(Layout dataset rows)
-*-

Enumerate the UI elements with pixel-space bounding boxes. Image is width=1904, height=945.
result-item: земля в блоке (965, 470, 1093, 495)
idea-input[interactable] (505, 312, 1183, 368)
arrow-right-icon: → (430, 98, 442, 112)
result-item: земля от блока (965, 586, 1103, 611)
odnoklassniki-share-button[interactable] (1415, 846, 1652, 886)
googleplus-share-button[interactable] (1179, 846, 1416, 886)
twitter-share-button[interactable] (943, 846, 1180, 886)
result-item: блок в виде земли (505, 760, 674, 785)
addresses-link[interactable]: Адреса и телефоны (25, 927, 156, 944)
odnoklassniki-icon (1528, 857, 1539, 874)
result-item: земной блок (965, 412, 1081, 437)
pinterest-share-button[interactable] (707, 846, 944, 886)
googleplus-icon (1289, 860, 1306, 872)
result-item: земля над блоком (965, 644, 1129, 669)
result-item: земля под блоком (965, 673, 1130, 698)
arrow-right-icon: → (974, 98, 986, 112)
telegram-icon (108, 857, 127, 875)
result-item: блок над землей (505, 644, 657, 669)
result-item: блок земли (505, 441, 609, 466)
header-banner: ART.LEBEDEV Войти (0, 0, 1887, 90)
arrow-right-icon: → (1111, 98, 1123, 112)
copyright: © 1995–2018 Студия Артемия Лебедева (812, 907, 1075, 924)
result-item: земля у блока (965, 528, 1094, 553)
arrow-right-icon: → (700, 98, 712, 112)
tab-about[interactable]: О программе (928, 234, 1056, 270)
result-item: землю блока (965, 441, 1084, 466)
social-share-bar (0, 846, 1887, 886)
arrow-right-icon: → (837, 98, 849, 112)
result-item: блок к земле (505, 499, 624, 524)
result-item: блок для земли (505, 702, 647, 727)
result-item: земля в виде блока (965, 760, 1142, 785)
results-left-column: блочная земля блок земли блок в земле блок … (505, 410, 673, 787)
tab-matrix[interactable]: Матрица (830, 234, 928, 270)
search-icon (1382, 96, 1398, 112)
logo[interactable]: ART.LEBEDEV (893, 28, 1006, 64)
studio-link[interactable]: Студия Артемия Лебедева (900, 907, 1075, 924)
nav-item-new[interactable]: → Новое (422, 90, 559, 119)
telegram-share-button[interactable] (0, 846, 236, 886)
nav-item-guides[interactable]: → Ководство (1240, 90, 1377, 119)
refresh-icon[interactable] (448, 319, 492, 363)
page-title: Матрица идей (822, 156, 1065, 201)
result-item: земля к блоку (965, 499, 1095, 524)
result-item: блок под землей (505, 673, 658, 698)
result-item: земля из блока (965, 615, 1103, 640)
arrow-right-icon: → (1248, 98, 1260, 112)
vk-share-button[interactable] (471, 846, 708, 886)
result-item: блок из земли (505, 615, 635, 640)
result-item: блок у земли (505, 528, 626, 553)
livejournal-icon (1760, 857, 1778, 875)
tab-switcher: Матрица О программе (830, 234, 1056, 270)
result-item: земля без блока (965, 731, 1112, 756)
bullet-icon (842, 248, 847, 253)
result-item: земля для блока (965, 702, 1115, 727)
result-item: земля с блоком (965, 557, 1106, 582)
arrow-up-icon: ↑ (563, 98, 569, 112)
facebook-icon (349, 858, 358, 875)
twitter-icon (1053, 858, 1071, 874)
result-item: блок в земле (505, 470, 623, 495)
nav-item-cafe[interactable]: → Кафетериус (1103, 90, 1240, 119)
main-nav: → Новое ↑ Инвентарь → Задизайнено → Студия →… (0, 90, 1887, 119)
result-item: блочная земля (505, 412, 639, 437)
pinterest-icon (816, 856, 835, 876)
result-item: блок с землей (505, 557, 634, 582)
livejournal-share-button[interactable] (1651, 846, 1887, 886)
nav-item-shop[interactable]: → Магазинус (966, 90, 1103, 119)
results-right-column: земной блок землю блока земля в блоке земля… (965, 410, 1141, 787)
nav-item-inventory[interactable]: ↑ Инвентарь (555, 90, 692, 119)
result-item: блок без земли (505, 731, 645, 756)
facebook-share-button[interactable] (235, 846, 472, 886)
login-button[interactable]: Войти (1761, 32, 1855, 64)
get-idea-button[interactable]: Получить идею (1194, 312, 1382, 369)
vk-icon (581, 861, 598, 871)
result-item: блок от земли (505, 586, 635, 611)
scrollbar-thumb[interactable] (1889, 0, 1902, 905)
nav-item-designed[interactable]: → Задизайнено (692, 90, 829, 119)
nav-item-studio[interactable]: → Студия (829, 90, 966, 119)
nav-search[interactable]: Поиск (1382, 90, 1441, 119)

-*-

Copy out every row above word for word, with nothing changed.

ANSWER TO THIS PROBLEM:
Enumerate the UI elements with pixel-space bounding boxes. Image is width=1904, height=945.
result-item: земля в блоке (965, 470, 1093, 495)
idea-input[interactable] (505, 312, 1183, 368)
arrow-right-icon: → (430, 98, 442, 112)
result-item: земля от блока (965, 586, 1103, 611)
odnoklassniki-share-button[interactable] (1415, 846, 1652, 886)
googleplus-share-button[interactable] (1179, 846, 1416, 886)
twitter-share-button[interactable] (943, 846, 1180, 886)
result-item: блок в виде земли (505, 760, 674, 785)
addresses-link[interactable]: Адреса и телефоны (25, 927, 156, 944)
odnoklassniki-icon (1528, 857, 1539, 874)
result-item: земной блок (965, 412, 1081, 437)
pinterest-share-button[interactable] (707, 846, 944, 886)
googleplus-icon (1289, 860, 1306, 872)
result-item: земля над блоком (965, 644, 1129, 669)
result-item: земля под блоком (965, 673, 1130, 698)
arrow-right-icon: → (974, 98, 986, 112)
telegram-icon (108, 857, 127, 875)
result-item: блок над землей (505, 644, 657, 669)
result-item: блок земли (505, 441, 609, 466)
header-banner: ART.LEBEDEV Войти (0, 0, 1887, 90)
arrow-right-icon: → (1111, 98, 1123, 112)
copyright: © 1995–2018 Студия Артемия Лебедева (812, 907, 1075, 924)
result-item: земля у блока (965, 528, 1094, 553)
arrow-right-icon: → (700, 98, 712, 112)
tab-about[interactable]: О программе (928, 234, 1056, 270)
result-item: землю блока (965, 441, 1084, 466)
social-share-bar (0, 846, 1887, 886)
arrow-right-icon: → (837, 98, 849, 112)
result-item: блок к земле (505, 499, 624, 524)
result-item: блок для земли (505, 702, 647, 727)
result-item: земля в виде блока (965, 760, 1142, 785)
results-left-column: блочная земля блок земли блок в земле блок … (505, 410, 673, 787)
tab-matrix[interactable]: Матрица (830, 234, 928, 270)
search-icon (1382, 96, 1398, 112)
logo[interactable]: ART.LEBEDEV (893, 28, 1006, 64)
studio-link[interactable]: Студия Артемия Лебедева (900, 907, 1075, 924)
nav-item-new[interactable]: → Новое (422, 90, 559, 119)
telegram-share-button[interactable] (0, 846, 236, 886)
nav-item-guides[interactable]: → Ководство (1240, 90, 1377, 119)
refresh-icon[interactable] (448, 319, 492, 363)
page-title: Матрица идей (822, 156, 1065, 201)
result-item: земля к блоку (965, 499, 1095, 524)
result-item: блок под землей (505, 673, 658, 698)
result-item: земля из блока (965, 615, 1103, 640)
arrow-right-icon: → (1248, 98, 1260, 112)
vk-share-button[interactable] (471, 846, 708, 886)
result-item: блок из земли (505, 615, 635, 640)
result-item: блок у земли (505, 528, 626, 553)
livejournal-icon (1760, 857, 1778, 875)
tab-switcher: Матрица О программе (830, 234, 1056, 270)
result-item: земля без блока (965, 731, 1112, 756)
bullet-icon (842, 248, 847, 253)
result-item: земля для блока (965, 702, 1115, 727)
result-item: земля с блоком (965, 557, 1106, 582)
arrow-up-icon: ↑ (563, 98, 569, 112)
facebook-icon (349, 858, 358, 875)
twitter-icon (1053, 858, 1071, 874)
result-item: блок в земле (505, 470, 623, 495)
nav-item-cafe[interactable]: → Кафетериус (1103, 90, 1240, 119)
main-nav: → Новое ↑ Инвентарь → Задизайнено → Студия →… (0, 90, 1887, 119)
result-item: блочная земля (505, 412, 639, 437)
pinterest-icon (816, 856, 835, 876)
result-item: блок с землей (505, 557, 634, 582)
livejournal-share-button[interactable] (1651, 846, 1887, 886)
nav-item-shop[interactable]: → Магазинус (966, 90, 1103, 119)
results-right-column: земной блок землю блока земля в блоке земля… (965, 410, 1141, 787)
nav-item-inventory[interactable]: ↑ Инвентарь (555, 90, 692, 119)
result-item: блок без земли (505, 731, 645, 756)
facebook-share-button[interactable] (235, 846, 472, 886)
login-button[interactable]: Войти (1761, 32, 1855, 64)
get-idea-button[interactable]: Получить идею (1194, 312, 1382, 369)
vk-icon (581, 861, 598, 871)
result-item: блок от земли (505, 586, 635, 611)
scrollbar-thumb[interactable] (1889, 0, 1902, 905)
nav-item-designed[interactable]: → Задизайнено (692, 90, 829, 119)
nav-item-studio[interactable]: → Студия (829, 90, 966, 119)
nav-search[interactable]: Поиск (1382, 90, 1441, 119)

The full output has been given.